4123.37 Failure to pay premiums by amenable employer.

4123.37 Failure to pay premiums by amenable employer.

In this section “amenable employer” has the same meaning as “employer” as defined in division (J) of section 4123.32 of the Revised Code.

If the administrator of workers’ compensation finds that any person, firm, or private corporation, including any public service corporation, is, or has been at any time after January 1, 1923, an amenable employer and has not complied with section 4123.35 of the Revised Code the administrator shall determine the period during which the person, firm, or corporation was an amenable employer and shall forthwith give notice of the determination to the employer. Within twenty days thereafter the employer shall furnish the bureau with the payroll covering the period included in the determination and, if the employer is an amenable employer at the time of the determination, shall pay a premium security deposit for the eight months next succeeding the date of the determination and shall pay into the state insurance fund the amount of premium applicable to such payroll.
■ ■ ■ ■
#### Problem set
A. According to the statute section on unpaid premiums, how many days does the employer have to furnish the bureau with the payroll?
B. Reproduce the part of the statute section on unpaid premiums that begins at the words "If the administrator" and stops after the words "to such payroll.".
Answer using only the statute section printed above.

#### Rows
■ ■ ■ ■
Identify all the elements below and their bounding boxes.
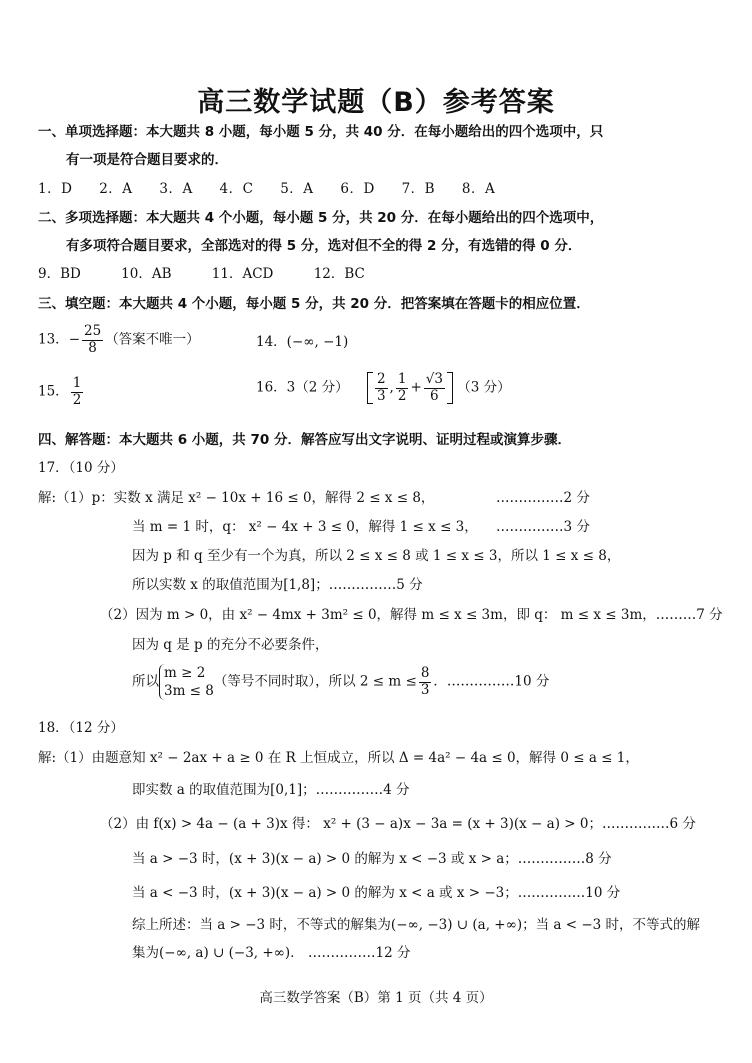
answer-16	[256, 372, 511, 404]
page-title: 高三数学试题（B）参考答案	[197, 87, 555, 118]
answer-item: 6．D	[340, 181, 375, 197]
fraction-denominator: 3	[420, 681, 430, 698]
q15-fraction	[71, 376, 84, 408]
fraction-numerator: 2	[376, 371, 386, 387]
fraction-denominator: 8	[88, 339, 97, 356]
answer-item: 2．A	[99, 181, 133, 197]
q16-label: 16．3（2 分）	[256, 379, 349, 396]
fraction-numerator: 1	[72, 375, 82, 391]
problem-17-heading: 17．（10 分）	[38, 460, 124, 476]
page-footer: 高三数学答案（B）第 1 页（共 4 页）	[259, 990, 493, 1006]
q16-fraction-a	[375, 372, 388, 404]
q16-interval: $\frac{2}{3}$ , $\frac{1}{2}$ + $\frac{√3}{6}$	[367, 372, 453, 404]
q15-label: 15．	[38, 383, 69, 400]
q13-fraction	[82, 324, 103, 356]
inequality-system	[159, 664, 214, 700]
answer-14: 14．(−∞, −1)	[256, 334, 349, 350]
section-3-heading: 三、填空题：本大题共 4 个小题，每小题 5 分，共 20 分．把答案填在答题卡的相应位置．	[38, 296, 590, 312]
text-fragment: （等号不同时取），所以 2 ≤ m ≤	[213, 673, 417, 690]
fraction-denominator: 3	[376, 387, 386, 404]
problem-18-line: 即实数 a 的取值范围为[0,1]；……………4 分	[132, 782, 410, 798]
section-2-heading: 二、多项选择题：本大题共 4 个小题，每小题 5 分，共 20 分．在每小题给出的四个选项中，	[38, 210, 604, 226]
q13-sign: −	[68, 331, 80, 348]
problem-18-line: 当 a > −3 时，(x + 3)(x − a) > 0 的解为 x < −3 或 x > a；……………8 分	[132, 851, 612, 867]
section-1-answers	[38, 181, 517, 197]
section-2-heading-cont: 有多项符合题目要求，全部选对的得 5 分，选对但不全的得 2 分，有选错的得 0 分．	[66, 238, 582, 254]
problem-18-heading: 18．（12 分）	[38, 720, 124, 736]
answer-item: 9．BD	[38, 266, 81, 282]
bound-fraction	[419, 666, 432, 698]
fraction-numerator: 25	[84, 323, 102, 339]
score-mark: ……………3 分	[496, 519, 590, 535]
section-1-heading: 一、单项选择题：本大题共 8 小题，每小题 5 分，共 40 分．在每小题给出的四个选项中，只	[38, 124, 604, 140]
problem-18-line: 当 a < −3 时，(x + 3)(x − a) > 0 的解为 x < a 或 x > −3；……………10 分	[132, 885, 621, 901]
text-fragment: ．……………10 分	[433, 673, 550, 690]
problem-17-line: （2）因为 m > 0，由 x² − 4mx + 3m² ≤ 0，解得 m ≤ x ≤ 3m，即 q： m ≤ x ≤ 3m，………7 分	[100, 607, 723, 623]
answer-item: 8．A	[461, 181, 496, 197]
answer-item: 11．ACD	[211, 266, 274, 282]
problem-17-line: 所以实数 x 的取值范围为[1,8]；……………5 分	[132, 577, 423, 593]
answer-item: 1．D	[38, 181, 73, 197]
fraction-numerator: 1	[397, 371, 407, 387]
problem-17-line: 当 m = 1 时，q： x² − 4x + 3 ≤ 0，解得 1 ≤ x ≤ 3，	[132, 519, 478, 535]
problem-18-line: 集为(−∞, a) ∪ (−3, +∞)． ……………12 分	[132, 945, 411, 961]
system-line: 3m ≤ 8	[164, 683, 214, 700]
fraction-numerator: 8	[420, 665, 430, 682]
answer-item: 12．BC	[313, 266, 365, 282]
q16-score: （3 分）	[457, 379, 511, 396]
answer-15	[38, 376, 85, 408]
system-line: m ≥ 2	[164, 665, 206, 681]
section-1-heading-cont: 有一项是符合题目要求的．	[66, 152, 228, 168]
q16-fraction-b	[396, 372, 409, 404]
problem-17-line: 因为 p 和 q 至少有一个为真，所以 2 ≤ x ≤ 8 或 1 ≤ x ≤ 3，所以 1 ≤ x ≤ 8，	[132, 548, 621, 564]
problem-18-line: 综上所述：当 a > −3 时，不等式的解集为(−∞, −3) ∪ (a, +∞)；当 a < −3 时，不等式的解	[132, 917, 701, 933]
problem-17-line	[132, 664, 549, 700]
fraction-denominator: 2	[397, 387, 407, 404]
score-mark: ……………2 分	[496, 490, 590, 506]
answer-item: 10．AB	[121, 266, 172, 282]
problem-17-line: 解:（1）p：实数 x 满足 x² − 10x + 16 ≤ 0，解得 2 ≤ x ≤ 8，	[38, 490, 435, 506]
fraction-numerator: √3	[425, 371, 443, 387]
section-2-answers	[38, 266, 401, 282]
answer-item: 3．A	[159, 181, 193, 197]
q13-label: 13．	[38, 331, 69, 348]
text-fragment: 所以	[132, 673, 159, 690]
problem-18-line: 解:（1）由题意知 x² − 2ax + a ≥ 0 在 R 上恒成立，所以 Δ = 4a² − 4a ≤ 0，解得 0 ≤ a ≤ 1，	[38, 750, 639, 766]
fraction-denominator: 2	[72, 391, 82, 408]
problem-17-line: 因为 q 是 p 的充分不必要条件，	[132, 637, 329, 653]
q16-fraction-c	[424, 372, 445, 404]
answer-item: 7．B	[401, 181, 436, 197]
answer-13	[38, 324, 200, 356]
answer-item: 4．C	[219, 181, 254, 197]
problem-18-line: （2）由 f(x) > 4a − (a + 3)x 得： x² + (3 − a)x − 3a = (x + 3)(x − a) > 0；……………6 分	[100, 816, 696, 832]
q13-note: （答案不唯一）	[105, 331, 200, 348]
section-4-heading: 四、解答题：本大题共 6 小题，共 70 分．解答应写出文字说明、证明过程或演算步骤．	[38, 432, 571, 448]
fraction-denominator: 6	[430, 387, 439, 404]
answer-item: 5．A	[280, 181, 314, 197]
■ ■ ■ ■
#### Task results
A. Twenty days after the administrator gives notice of the determination.

B.
If the administrator of workers’ compensation finds that any person, firm, or private corporation, including any public service corporation, is, or has been at any time after January 1, 1923, an amenable employer and has not complied with section 4123.35 of the Revised Code the administrator shall determine the period during which the person, firm, or corporation was an amenable employer and shall forthwith give notice of the determination to the employer. Within twenty days thereafter the employer shall furnish the bureau with the payroll covering the period included in the determination and, if the employer is an amenable employer at the time of the determination, shall pay a premium security deposit for the eight months next succeeding the date of the determination and shall pay into the state insurance fund the amount of premium applicable to such payroll.